PROBLEM DESCRIPTION ▸
Scan the entries below for the word "拒绝有偿补课公开承诺书". Copy each line that has it.

RECORD SET ▸
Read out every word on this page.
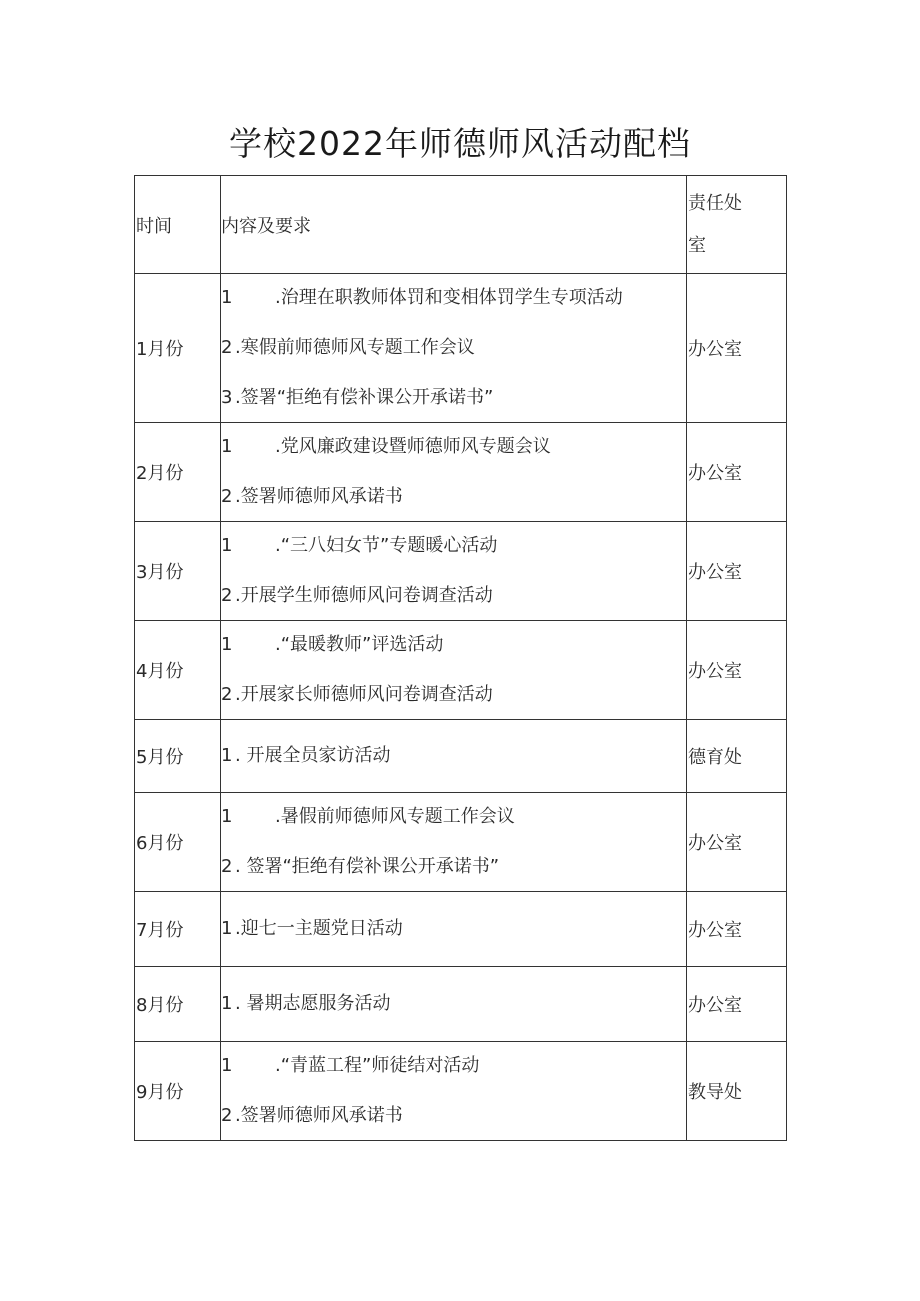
学校2022年师德师风活动配档
时间	内容及要求	责任处
室

1月份	1 .治理在职教师体罚和变相体罚学生专项活动
2 .寒假前师德师风专题工作会议
3 .签署“拒绝有偿补课公开承诺书”	办公室

2月份	1 .党风廉政建设暨师德师风专题会议
2 .签署师德师风承诺书	办公室

3月份	1 .“三八妇女节”专题暖心活动
2 .开展学生师德师风问卷调查活动	办公室

4月份	1 .“最暖教师”评选活动
2 .开展家长师德师风问卷调查活动	办公室

5月份	1 . 开展全员家访活动	德育处

6月份	1 .暑假前师德师风专题工作会议
2 . 签署“拒绝有偿补课公开承诺书”	办公室

7月份	1 .迎七一主题党日活动	办公室

8月份	1 . 暑期志愿服务活动	办公室

9月份	1 .“青蓝工程”师徒结对活动
2 .签署师德师风承诺书	教导处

TASK RESULT ▸
3 .签署“拒绝有偿补课公开承诺书”	办公室
2 . 签署“拒绝有偿补课公开承诺书”	办公室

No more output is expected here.